→ **Set problem**: Copy out every record precisely.

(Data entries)
------------------------------------------------------------------------
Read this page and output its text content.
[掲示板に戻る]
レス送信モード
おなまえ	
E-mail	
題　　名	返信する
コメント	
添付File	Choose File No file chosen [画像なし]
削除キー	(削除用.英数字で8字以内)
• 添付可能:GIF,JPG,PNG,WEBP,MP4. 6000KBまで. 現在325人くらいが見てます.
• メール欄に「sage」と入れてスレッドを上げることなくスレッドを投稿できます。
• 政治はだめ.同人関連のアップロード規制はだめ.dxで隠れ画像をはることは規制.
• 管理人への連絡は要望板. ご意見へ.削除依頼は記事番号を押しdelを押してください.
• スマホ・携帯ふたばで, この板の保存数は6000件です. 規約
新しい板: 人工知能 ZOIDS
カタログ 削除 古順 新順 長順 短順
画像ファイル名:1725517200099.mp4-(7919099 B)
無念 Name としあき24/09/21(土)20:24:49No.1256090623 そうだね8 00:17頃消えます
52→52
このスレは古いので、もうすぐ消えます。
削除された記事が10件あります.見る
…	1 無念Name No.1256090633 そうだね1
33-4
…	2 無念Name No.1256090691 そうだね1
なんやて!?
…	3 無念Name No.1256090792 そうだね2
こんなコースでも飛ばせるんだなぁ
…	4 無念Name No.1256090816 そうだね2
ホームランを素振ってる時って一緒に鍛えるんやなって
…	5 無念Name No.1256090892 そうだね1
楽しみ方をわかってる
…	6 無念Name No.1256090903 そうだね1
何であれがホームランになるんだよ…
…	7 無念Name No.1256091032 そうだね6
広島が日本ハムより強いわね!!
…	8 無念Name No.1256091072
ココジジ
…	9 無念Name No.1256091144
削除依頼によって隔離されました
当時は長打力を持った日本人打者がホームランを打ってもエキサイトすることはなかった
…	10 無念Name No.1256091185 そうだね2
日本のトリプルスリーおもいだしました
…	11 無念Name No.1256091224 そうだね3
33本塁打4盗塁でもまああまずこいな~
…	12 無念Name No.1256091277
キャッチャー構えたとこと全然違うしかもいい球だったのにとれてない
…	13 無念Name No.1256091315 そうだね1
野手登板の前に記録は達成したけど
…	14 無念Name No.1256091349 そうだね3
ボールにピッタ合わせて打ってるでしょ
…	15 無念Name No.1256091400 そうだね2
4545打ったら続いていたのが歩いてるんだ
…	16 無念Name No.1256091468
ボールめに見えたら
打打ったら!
------------------------------------------------------------------------
→ **Written solution**:
Read this page and output its text content.
[掲示板に戻る]
レス送信モード
おなまえ	
E-mail	
題　　名	返信する
コメント	
添付File	Choose File No file chosen [画像なし]
削除キー	(削除用.英数字で8字以内)
• 添付可能:GIF,JPG,PNG,WEBP,MP4. 6000KBまで. 現在325人くらいが見てます.
• メール欄に「sage」と入れてスレッドを上げることなくスレッドを投稿できます。
• 政治はだめ.同人関連のアップロード規制はだめ.dxで隠れ画像をはることは規制.
• 管理人への連絡は要望板. ご意見へ.削除依頼は記事番号を押しdelを押してください.
• スマホ・携帯ふたばで, この板の保存数は6000件です. 規約
新しい板: 人工知能 ZOIDS
カタログ 削除 古順 新順 長順 短順
画像ファイル名:1725517200099.mp4-(7919099 B)
無念 Name としあき24/09/21(土)20:24:49No.1256090623 そうだね8 00:17頃消えます
52→52
このスレは古いので、もうすぐ消えます。
削除された記事が10件あります.見る
…	1 無念Name No.1256090633 そうだね1
33-4
…	2 無念Name No.1256090691 そうだね1
なんやて!?
…	3 無念Name No.1256090792 そうだね2
こんなコースでも飛ばせるんだなぁ
…	4 無念Name No.1256090816 そうだね2
ホームランを素振ってる時って一緒に鍛えるんやなって
…	5 無念Name No.1256090892 そうだね1
楽しみ方をわかってる
…	6 無念Name No.1256090903 そうだね1
何であれがホームランになるんだよ…
…	7 無念Name No.1256091032 そうだね6
広島が日本ハムより強いわね!!
…	8 無念Name No.1256091072
ココジジ
…	9 無念Name No.1256091144
削除依頼によって隔離されました
当時は長打力を持った日本人打者がホームランを打ってもエキサイトすることはなかった
…	10 無念Name No.1256091185 そうだね2
日本のトリプルスリーおもいだしました
…	11 無念Name No.1256091224 そうだね3
33本塁打4盗塁でもまああまずこいな~
…	12 無念Name No.1256091277
キャッチャー構えたとこと全然違うしかもいい球だったのにとれてない
…	13 無念Name No.1256091315 そうだね1
野手登板の前に記録は達成したけど
…	14 無念Name No.1256091349 そうだね3
ボールにピッタ合わせて打ってるでしょ
…	15 無念Name No.1256091400 そうだね2
4545打ったら続いていたのが歩いてるんだ
…	16 無念Name No.1256091468
ボールめに見えたら
打打ったら!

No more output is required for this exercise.